* WHAT THE EXERCISE ASKS: Transcribe every line of the records verbatim.

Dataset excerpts

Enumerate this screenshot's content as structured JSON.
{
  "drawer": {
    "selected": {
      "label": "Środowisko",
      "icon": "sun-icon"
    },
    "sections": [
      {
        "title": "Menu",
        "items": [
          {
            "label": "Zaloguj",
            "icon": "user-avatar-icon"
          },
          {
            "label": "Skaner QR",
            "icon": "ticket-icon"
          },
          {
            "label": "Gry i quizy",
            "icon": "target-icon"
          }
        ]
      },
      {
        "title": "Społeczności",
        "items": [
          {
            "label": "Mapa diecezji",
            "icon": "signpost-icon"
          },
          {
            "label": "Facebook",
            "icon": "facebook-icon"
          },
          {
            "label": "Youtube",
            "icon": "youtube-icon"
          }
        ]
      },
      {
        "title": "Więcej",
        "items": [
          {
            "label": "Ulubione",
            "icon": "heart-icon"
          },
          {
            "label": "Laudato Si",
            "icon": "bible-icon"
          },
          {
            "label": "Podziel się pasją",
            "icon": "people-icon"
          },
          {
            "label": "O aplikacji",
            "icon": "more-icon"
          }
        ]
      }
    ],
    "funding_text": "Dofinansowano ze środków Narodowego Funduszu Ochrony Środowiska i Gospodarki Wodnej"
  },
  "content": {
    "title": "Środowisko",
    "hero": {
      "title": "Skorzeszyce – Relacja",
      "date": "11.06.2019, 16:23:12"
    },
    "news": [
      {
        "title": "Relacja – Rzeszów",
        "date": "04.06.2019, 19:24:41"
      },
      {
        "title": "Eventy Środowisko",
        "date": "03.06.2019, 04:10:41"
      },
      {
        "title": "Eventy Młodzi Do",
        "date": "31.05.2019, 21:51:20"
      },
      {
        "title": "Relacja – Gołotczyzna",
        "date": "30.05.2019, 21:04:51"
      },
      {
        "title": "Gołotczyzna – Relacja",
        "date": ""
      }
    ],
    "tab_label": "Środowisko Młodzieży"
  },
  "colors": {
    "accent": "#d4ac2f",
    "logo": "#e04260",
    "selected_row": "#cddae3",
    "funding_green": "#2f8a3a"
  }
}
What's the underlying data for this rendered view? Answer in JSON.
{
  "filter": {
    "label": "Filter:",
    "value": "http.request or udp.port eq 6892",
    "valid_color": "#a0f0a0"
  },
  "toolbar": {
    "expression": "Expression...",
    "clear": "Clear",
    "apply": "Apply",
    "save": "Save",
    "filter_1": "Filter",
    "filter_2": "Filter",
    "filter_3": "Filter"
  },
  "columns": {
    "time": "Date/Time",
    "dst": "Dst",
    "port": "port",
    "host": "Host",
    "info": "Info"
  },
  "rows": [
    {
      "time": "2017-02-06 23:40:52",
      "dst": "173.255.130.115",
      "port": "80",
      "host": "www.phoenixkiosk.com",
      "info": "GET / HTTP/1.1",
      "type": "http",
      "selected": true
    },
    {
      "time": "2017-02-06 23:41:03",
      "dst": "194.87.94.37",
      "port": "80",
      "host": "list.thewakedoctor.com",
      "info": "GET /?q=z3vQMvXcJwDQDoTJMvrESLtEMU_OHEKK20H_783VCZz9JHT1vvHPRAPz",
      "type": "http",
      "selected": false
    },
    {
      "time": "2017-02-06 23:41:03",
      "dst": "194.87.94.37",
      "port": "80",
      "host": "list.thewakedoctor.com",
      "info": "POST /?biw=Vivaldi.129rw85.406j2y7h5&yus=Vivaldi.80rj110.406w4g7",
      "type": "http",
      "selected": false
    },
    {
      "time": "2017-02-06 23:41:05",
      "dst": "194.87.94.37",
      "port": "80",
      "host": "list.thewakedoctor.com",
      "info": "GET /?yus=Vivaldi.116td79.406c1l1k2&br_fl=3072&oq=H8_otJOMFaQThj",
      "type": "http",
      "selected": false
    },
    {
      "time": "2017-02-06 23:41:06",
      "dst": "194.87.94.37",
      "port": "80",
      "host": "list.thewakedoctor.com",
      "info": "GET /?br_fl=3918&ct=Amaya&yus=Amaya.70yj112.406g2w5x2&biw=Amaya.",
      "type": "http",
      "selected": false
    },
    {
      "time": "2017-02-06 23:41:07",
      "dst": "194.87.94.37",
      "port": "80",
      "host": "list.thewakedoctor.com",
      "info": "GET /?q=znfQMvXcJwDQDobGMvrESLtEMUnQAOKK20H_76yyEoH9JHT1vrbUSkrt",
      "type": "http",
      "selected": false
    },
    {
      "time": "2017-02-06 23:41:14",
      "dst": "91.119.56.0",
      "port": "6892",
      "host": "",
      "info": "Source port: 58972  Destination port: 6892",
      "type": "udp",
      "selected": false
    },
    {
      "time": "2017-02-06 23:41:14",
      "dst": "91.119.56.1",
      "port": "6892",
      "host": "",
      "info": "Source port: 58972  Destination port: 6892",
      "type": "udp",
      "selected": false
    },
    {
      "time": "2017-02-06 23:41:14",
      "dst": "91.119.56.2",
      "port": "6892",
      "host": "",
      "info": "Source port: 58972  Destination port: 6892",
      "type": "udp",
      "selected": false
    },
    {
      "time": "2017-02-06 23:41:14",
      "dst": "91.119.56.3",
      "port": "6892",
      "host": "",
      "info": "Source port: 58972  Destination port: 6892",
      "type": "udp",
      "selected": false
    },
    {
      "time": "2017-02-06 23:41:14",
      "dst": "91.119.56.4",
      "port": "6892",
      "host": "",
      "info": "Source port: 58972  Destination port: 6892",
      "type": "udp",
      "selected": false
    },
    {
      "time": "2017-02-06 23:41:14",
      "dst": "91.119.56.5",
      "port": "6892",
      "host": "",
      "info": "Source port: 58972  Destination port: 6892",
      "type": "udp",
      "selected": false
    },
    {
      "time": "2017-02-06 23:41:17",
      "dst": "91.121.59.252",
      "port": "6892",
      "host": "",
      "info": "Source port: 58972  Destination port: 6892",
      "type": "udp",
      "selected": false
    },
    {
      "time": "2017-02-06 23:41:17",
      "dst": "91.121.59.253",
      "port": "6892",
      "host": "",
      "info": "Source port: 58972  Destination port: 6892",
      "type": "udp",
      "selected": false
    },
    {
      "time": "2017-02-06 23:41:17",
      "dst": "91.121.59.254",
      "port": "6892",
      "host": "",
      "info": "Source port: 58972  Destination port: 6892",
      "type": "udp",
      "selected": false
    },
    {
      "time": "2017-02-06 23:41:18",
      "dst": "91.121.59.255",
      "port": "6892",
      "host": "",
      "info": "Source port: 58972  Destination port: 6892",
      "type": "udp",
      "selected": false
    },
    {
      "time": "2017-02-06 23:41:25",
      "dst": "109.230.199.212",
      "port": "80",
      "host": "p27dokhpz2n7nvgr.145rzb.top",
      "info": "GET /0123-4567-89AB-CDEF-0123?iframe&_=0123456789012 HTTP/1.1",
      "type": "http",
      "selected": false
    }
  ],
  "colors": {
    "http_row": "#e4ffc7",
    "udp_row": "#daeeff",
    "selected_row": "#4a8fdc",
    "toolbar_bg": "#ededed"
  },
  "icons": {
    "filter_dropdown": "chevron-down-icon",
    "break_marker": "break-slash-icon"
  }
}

* SOLUTION TO THE PROBLEM:
Enumerate this screenshot's content as structured JSON.
{
  "drawer": {
    "selected": {
      "label": "Środowisko",
      "icon": "sun-icon"
    },
    "sections": [
      {
        "title": "Menu",
        "items": [
          {
            "label": "Zaloguj",
            "icon": "user-avatar-icon"
          },
          {
            "label": "Skaner QR",
            "icon": "ticket-icon"
          },
          {
            "label": "Gry i quizy",
            "icon": "target-icon"
          }
        ]
      },
      {
        "title": "Społeczności",
        "items": [
          {
            "label": "Mapa diecezji",
            "icon": "signpost-icon"
          },
          {
            "label": "Facebook",
            "icon": "facebook-icon"
          },
          {
            "label": "Youtube",
            "icon": "youtube-icon"
          }
        ]
      },
      {
        "title": "Więcej",
        "items": [
          {
            "label": "Ulubione",
            "icon": "heart-icon"
          },
          {
            "label": "Laudato Si",
            "icon": "bible-icon"
          },
          {
            "label": "Podziel się pasją",
            "icon": "people-icon"
          },
          {
            "label": "O aplikacji",
            "icon": "more-icon"
          }
        ]
      }
    ],
    "funding_text": "Dofinansowano ze środków Narodowego Funduszu Ochrony Środowiska i Gospodarki Wodnej"
  },
  "content": {
    "title": "Środowisko",
    "hero": {
      "title": "Skorzeszyce – Relacja",
      "date": "11.06.2019, 16:23:12"
    },
    "news": [
      {
        "title": "Relacja – Rzeszów",
        "date": "04.06.2019, 19:24:41"
      },
      {
        "title": "Eventy Środowisko",
        "date": "03.06.2019, 04:10:41"
      },
      {
        "title": "Eventy Młodzi Do",
        "date": "31.05.2019, 21:51:20"
      },
      {
        "title": "Relacja – Gołotczyzna",
        "date": "30.05.2019, 21:04:51"
      },
      {
        "title": "Gołotczyzna – Relacja",
        "date": ""
      }
    ],
    "tab_label": "Środowisko Młodzieży"
  },
  "colors": {
    "accent": "#d4ac2f",
    "logo": "#e04260",
    "selected_row": "#cddae3",
    "funding_green": "#2f8a3a"
  }
}
What's the underlying data for this rendered view? Answer in JSON.
{
  "filter": {
    "label": "Filter:",
    "value": "http.request or udp.port eq 6892",
    "valid_color": "#a0f0a0"
  },
  "toolbar": {
    "expression": "Expression...",
    "clear": "Clear",
    "apply": "Apply",
    "save": "Save",
    "filter_1": "Filter",
    "filter_2": "Filter",
    "filter_3": "Filter"
  },
  "columns": {
    "time": "Date/Time",
    "dst": "Dst",
    "port": "port",
    "host": "Host",
    "info": "Info"
  },
  "rows": [
    {
      "time": "2017-02-06 23:40:52",
      "dst": "173.255.130.115",
      "port": "80",
      "host": "www.phoenixkiosk.com",
      "info": "GET / HTTP/1.1",
      "type": "http",
      "selected": true
    },
    {
      "time": "2017-02-06 23:41:03",
      "dst": "194.87.94.37",
      "port": "80",
      "host": "list.thewakedoctor.com",
      "info": "GET /?q=z3vQMvXcJwDQDoTJMvrESLtEMU_OHEKK20H_783VCZz9JHT1vvHPRAPz",
      "type": "http",
      "selected": false
    },
    {
      "time": "2017-02-06 23:41:03",
      "dst": "194.87.94.37",
      "port": "80",
      "host": "list.thewakedoctor.com",
      "info": "POST /?biw=Vivaldi.129rw85.406j2y7h5&yus=Vivaldi.80rj110.406w4g7",
      "type": "http",
      "selected": false
    },
    {
      "time": "2017-02-06 23:41:05",
      "dst": "194.87.94.37",
      "port": "80",
      "host": "list.thewakedoctor.com",
      "info": "GET /?yus=Vivaldi.116td79.406c1l1k2&br_fl=3072&oq=H8_otJOMFaQThj",
      "type": "http",
      "selected": false
    },
    {
      "time": "2017-02-06 23:41:06",
      "dst": "194.87.94.37",
      "port": "80",
      "host": "list.thewakedoctor.com",
      "info": "GET /?br_fl=3918&ct=Amaya&yus=Amaya.70yj112.406g2w5x2&biw=Amaya.",
      "type": "http",
      "selected": false
    },
    {
      "time": "2017-02-06 23:41:07",
      "dst": "194.87.94.37",
      "port": "80",
      "host": "list.thewakedoctor.com",
      "info": "GET /?q=znfQMvXcJwDQDobGMvrESLtEMUnQAOKK20H_76yyEoH9JHT1vrbUSkrt",
      "type": "http",
      "selected": false
    },
    {
      "time": "2017-02-06 23:41:14",
      "dst": "91.119.56.0",
      "port": "6892",
      "host": "",
      "info": "Source port: 58972  Destination port: 6892",
      "type": "udp",
      "selected": false
    },
    {
      "time": "2017-02-06 23:41:14",
      "dst": "91.119.56.1",
      "port": "6892",
      "host": "",
      "info": "Source port: 58972  Destination port: 6892",
      "type": "udp",
      "selected": false
    },
    {
      "time": "2017-02-06 23:41:14",
      "dst": "91.119.56.2",
      "port": "6892",
      "host": "",
      "info": "Source port: 58972  Destination port: 6892",
      "type": "udp",
      "selected": false
    },
    {
      "time": "2017-02-06 23:41:14",
      "dst": "91.119.56.3",
      "port": "6892",
      "host": "",
      "info": "Source port: 58972  Destination port: 6892",
      "type": "udp",
      "selected": false
    },
    {
      "time": "2017-02-06 23:41:14",
      "dst": "91.119.56.4",
      "port": "6892",
      "host": "",
      "info": "Source port: 58972  Destination port: 6892",
      "type": "udp",
      "selected": false
    },
    {
      "time": "2017-02-06 23:41:14",
      "dst": "91.119.56.5",
      "port": "6892",
      "host": "",
      "info": "Source port: 58972  Destination port: 6892",
      "type": "udp",
      "selected": false
    },
    {
      "time": "2017-02-06 23:41:17",
      "dst": "91.121.59.252",
      "port": "6892",
      "host": "",
      "info": "Source port: 58972  Destination port: 6892",
      "type": "udp",
      "selected": false
    },
    {
      "time": "2017-02-06 23:41:17",
      "dst": "91.121.59.253",
      "port": "6892",
      "host": "",
      "info": "Source port: 58972  Destination port: 6892",
      "type": "udp",
      "selected": false
    },
    {
      "time": "2017-02-06 23:41:17",
      "dst": "91.121.59.254",
      "port": "6892",
      "host": "",
      "info": "Source port: 58972  Destination port: 6892",
      "type": "udp",
      "selected": false
    },
    {
      "time": "2017-02-06 23:41:18",
      "dst": "91.121.59.255",
      "port": "6892",
      "host": "",
      "info": "Source port: 58972  Destination port: 6892",
      "type": "udp",
      "selected": false
    },
    {
      "time": "2017-02-06 23:41:25",
      "dst": "109.230.199.212",
      "port": "80",
      "host": "p27dokhpz2n7nvgr.145rzb.top",
      "info": "GET /0123-4567-89AB-CDEF-0123?iframe&_=0123456789012 HTTP/1.1",
      "type": "http",
      "selected": false
    }
  ],
  "colors": {
    "http_row": "#e4ffc7",
    "udp_row": "#daeeff",
    "selected_row": "#4a8fdc",
    "toolbar_bg": "#ededed"
  },
  "icons": {
    "filter_dropdown": "chevron-down-icon",
    "break_marker": "break-slash-icon"
  }
}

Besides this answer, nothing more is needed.